**TASK TO CARRY OUT**
Render the following material again verbatim, leaving nothing out.

**INPUT FOR THIS TASK**
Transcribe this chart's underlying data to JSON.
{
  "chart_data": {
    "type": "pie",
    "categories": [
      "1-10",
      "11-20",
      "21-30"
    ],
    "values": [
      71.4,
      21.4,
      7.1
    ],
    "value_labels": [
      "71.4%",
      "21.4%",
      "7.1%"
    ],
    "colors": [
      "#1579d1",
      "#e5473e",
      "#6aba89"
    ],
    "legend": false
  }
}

**OUTPUT OF THE TASK**
Transcribe this chart's underlying data to JSON.
{
  "chart_data": {
    "type": "pie",
    "categories": [
      "1-10",
      "11-20",
      "21-30"
    ],
    "values": [
      71.4,
      21.4,
      7.1
    ],
    "value_labels": [
      "71.4%",
      "21.4%",
      "7.1%"
    ],
    "colors": [
      "#1579d1",
      "#e5473e",
      "#6aba89"
    ],
    "legend": false
  }
}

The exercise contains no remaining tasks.